* start GIVEN ENTRIES *

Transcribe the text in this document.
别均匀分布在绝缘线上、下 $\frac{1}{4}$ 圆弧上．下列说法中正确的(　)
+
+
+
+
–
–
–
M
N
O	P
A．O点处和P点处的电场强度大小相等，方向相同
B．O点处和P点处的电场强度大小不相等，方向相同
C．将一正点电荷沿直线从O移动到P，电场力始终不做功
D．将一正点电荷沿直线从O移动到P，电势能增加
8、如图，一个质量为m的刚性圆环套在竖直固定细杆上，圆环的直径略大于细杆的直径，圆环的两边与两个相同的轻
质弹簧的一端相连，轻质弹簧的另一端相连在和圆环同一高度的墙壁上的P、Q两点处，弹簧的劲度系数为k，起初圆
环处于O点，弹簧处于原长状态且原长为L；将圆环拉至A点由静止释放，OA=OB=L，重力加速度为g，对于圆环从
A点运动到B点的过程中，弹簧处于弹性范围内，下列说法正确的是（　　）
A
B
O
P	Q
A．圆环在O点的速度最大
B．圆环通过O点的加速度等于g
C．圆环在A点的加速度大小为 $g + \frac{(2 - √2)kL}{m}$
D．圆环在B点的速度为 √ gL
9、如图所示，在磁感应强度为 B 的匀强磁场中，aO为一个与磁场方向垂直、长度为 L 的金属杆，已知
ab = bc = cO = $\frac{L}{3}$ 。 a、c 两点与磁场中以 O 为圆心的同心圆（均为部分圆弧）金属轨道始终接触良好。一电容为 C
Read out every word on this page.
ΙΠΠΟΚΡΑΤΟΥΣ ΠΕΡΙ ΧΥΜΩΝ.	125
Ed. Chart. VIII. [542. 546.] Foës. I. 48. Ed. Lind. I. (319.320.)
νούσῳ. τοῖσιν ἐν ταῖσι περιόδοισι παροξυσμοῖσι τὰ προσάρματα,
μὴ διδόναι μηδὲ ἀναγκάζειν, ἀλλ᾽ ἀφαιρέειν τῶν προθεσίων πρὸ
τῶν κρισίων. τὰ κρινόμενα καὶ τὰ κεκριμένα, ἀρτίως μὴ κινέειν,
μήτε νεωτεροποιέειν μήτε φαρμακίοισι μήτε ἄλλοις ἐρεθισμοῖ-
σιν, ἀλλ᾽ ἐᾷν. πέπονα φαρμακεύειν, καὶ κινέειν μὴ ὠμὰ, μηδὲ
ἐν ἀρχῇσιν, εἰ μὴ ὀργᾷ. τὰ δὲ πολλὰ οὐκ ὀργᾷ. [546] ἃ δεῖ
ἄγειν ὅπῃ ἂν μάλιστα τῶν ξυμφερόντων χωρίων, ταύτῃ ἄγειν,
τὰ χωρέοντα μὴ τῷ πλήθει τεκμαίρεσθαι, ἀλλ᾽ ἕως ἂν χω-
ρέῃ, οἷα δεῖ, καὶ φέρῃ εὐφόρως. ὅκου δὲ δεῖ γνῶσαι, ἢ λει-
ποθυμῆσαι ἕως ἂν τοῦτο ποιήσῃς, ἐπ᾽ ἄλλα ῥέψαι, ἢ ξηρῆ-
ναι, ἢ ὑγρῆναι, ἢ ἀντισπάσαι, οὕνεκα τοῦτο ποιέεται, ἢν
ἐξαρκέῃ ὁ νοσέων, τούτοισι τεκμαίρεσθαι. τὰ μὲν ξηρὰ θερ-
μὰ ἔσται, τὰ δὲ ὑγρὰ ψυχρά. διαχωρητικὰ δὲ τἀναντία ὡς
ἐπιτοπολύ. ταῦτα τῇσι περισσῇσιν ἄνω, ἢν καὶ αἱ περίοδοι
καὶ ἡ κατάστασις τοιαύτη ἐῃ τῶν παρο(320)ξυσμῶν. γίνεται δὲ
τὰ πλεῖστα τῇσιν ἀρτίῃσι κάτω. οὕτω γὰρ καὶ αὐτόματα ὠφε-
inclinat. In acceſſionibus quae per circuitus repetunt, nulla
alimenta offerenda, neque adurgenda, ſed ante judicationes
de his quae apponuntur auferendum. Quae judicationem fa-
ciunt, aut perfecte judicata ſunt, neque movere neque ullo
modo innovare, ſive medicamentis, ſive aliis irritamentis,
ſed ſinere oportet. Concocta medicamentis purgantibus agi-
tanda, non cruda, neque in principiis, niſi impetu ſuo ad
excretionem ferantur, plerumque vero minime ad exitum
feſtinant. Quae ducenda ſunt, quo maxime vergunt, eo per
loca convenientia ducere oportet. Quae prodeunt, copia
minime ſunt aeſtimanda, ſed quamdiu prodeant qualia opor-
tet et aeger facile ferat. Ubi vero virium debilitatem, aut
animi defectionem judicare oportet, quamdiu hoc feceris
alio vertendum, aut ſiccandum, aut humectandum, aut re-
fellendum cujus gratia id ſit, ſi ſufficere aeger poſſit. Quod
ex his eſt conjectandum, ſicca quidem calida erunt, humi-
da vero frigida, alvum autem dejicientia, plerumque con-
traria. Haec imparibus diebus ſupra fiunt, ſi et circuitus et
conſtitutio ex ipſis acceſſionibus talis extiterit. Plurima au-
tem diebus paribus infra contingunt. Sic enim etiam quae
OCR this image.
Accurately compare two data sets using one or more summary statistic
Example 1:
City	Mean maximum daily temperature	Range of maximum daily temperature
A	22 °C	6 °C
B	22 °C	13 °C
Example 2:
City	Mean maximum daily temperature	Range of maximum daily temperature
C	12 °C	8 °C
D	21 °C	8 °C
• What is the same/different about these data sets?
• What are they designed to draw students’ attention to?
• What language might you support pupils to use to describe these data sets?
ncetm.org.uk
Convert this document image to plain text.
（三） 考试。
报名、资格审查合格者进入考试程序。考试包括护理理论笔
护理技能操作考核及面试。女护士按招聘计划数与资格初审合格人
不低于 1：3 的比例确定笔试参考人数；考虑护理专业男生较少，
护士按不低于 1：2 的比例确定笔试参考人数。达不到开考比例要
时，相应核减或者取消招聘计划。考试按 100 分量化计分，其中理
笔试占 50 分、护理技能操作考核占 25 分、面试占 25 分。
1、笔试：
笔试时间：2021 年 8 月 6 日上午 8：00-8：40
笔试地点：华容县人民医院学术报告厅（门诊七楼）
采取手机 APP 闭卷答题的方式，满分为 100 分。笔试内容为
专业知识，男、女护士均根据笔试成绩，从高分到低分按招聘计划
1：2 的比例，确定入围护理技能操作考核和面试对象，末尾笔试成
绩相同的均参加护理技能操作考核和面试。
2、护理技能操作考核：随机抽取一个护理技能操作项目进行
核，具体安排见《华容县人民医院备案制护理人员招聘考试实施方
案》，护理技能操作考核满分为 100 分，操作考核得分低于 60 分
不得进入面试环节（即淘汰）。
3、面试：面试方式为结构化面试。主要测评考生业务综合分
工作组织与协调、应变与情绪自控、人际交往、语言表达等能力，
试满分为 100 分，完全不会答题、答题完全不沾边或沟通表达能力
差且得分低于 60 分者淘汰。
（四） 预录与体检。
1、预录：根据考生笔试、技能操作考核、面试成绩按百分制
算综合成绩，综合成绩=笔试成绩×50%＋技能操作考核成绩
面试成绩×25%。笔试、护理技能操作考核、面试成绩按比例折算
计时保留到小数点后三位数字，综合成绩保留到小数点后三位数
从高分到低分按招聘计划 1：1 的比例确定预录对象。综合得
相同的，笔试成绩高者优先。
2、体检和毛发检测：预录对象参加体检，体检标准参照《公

* end GIVEN ENTRIES *

TASK GOAL: Select all lines in the listing that include the word "What".

SOLUTION TO THIS PROBLEM:
• What is the same/different about these data sets?
• What are they designed to draw students’ attention to?
• What language might you support pupils to use to describe these data sets?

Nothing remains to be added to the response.